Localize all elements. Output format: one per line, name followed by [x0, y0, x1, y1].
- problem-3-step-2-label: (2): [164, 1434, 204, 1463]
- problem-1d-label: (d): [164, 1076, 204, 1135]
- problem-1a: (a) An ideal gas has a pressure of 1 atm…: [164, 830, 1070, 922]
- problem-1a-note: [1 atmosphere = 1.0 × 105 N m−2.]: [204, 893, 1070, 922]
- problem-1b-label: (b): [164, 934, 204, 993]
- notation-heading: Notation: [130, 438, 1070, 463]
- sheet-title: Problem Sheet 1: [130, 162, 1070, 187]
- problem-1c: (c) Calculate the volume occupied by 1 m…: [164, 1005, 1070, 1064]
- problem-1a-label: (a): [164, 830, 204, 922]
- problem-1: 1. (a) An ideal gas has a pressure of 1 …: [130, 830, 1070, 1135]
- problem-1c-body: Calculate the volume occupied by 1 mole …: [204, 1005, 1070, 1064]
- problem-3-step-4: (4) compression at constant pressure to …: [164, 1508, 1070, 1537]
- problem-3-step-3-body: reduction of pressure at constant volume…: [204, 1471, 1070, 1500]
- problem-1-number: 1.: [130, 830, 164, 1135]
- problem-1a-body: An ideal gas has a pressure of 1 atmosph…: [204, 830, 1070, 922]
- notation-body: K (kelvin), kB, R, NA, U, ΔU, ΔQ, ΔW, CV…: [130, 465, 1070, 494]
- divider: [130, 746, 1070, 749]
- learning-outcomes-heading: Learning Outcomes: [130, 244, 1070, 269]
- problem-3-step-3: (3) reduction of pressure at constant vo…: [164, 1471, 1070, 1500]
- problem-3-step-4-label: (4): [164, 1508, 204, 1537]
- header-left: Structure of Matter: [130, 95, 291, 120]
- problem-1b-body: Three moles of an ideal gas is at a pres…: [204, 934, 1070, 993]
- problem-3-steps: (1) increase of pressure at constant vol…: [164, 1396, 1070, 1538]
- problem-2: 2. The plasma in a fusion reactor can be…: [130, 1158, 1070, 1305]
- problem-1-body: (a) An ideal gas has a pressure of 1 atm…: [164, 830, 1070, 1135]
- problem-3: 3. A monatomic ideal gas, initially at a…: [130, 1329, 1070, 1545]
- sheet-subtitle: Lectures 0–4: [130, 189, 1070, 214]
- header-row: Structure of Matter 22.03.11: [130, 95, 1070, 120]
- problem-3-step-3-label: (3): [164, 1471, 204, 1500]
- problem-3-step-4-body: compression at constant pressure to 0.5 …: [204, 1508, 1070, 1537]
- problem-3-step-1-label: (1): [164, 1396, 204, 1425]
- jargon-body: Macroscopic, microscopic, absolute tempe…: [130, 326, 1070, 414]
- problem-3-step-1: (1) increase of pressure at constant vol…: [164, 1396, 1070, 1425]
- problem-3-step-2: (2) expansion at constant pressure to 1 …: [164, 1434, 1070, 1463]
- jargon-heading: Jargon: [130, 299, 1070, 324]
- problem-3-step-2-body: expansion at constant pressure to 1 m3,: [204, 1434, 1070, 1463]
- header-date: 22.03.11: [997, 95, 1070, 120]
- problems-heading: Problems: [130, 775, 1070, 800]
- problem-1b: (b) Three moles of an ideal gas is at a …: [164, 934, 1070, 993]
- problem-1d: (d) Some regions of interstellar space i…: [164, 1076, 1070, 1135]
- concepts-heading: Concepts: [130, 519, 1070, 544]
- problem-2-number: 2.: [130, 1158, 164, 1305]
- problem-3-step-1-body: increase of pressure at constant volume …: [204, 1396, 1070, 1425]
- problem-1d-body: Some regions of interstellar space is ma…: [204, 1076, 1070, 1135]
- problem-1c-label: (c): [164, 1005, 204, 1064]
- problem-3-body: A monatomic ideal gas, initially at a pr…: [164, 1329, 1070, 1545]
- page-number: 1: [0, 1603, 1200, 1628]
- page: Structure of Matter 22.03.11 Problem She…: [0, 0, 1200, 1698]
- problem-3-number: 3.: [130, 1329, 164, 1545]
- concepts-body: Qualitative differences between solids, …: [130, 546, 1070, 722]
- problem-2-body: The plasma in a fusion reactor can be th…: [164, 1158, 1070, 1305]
....
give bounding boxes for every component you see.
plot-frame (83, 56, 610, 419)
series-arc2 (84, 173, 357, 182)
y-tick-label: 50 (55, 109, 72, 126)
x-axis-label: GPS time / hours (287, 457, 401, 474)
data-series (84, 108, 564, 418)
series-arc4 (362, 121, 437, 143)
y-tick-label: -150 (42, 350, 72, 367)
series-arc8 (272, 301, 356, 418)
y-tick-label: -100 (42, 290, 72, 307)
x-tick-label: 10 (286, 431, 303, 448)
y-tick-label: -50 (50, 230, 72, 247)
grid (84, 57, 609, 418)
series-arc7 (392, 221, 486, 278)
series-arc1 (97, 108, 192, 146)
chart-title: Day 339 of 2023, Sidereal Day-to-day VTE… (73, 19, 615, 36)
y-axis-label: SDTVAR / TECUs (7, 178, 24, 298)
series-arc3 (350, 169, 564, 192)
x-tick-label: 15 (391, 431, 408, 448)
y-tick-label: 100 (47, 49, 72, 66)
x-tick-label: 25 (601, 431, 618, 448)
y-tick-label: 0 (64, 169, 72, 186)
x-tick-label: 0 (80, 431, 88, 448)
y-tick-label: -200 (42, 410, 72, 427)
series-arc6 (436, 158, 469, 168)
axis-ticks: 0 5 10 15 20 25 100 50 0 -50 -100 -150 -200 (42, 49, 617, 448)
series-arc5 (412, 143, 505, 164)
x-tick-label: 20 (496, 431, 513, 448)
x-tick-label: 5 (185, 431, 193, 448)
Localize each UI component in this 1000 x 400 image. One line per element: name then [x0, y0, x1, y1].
....
Copy the records starting at the line that contains "Localize all elements." and ending at the line that contains "- problem-1-number: 1.: [130, 830, 164, 1135]", swapping "pressure" for "tension" and leaving everything else unchanged.

Complete output →
Localize all elements. Output format: one per line, name followed by [x0, y0, x1, y1].
- problem-3-step-2-label: (2): [164, 1434, 204, 1463]
- problem-1d-label: (d): [164, 1076, 204, 1135]
- problem-1a: (a) An ideal gas has a tension of 1 atm…: [164, 830, 1070, 922]
- problem-1a-note: [1 atmosphere = 1.0 × 105 N m−2.]: [204, 893, 1070, 922]
- problem-1b-label: (b): [164, 934, 204, 993]
- notation-heading: Notation: [130, 438, 1070, 463]
- sheet-title: Problem Sheet 1: [130, 162, 1070, 187]
- problem-1c: (c) Calculate the volume occupied by 1 m…: [164, 1005, 1070, 1064]
- problem-1a-label: (a): [164, 830, 204, 922]
- problem-1: 1. (a) An ideal gas has a tension of 1 …: [130, 830, 1070, 1135]
- problem-1c-body: Calculate the volume occupied by 1 mole …: [204, 1005, 1070, 1064]
- problem-3-step-4: (4) compression at constant tension to …: [164, 1508, 1070, 1537]
- problem-3-step-3-body: reduction of tension at constant volume…: [204, 1471, 1070, 1500]
- problem-1-number: 1.: [130, 830, 164, 1135]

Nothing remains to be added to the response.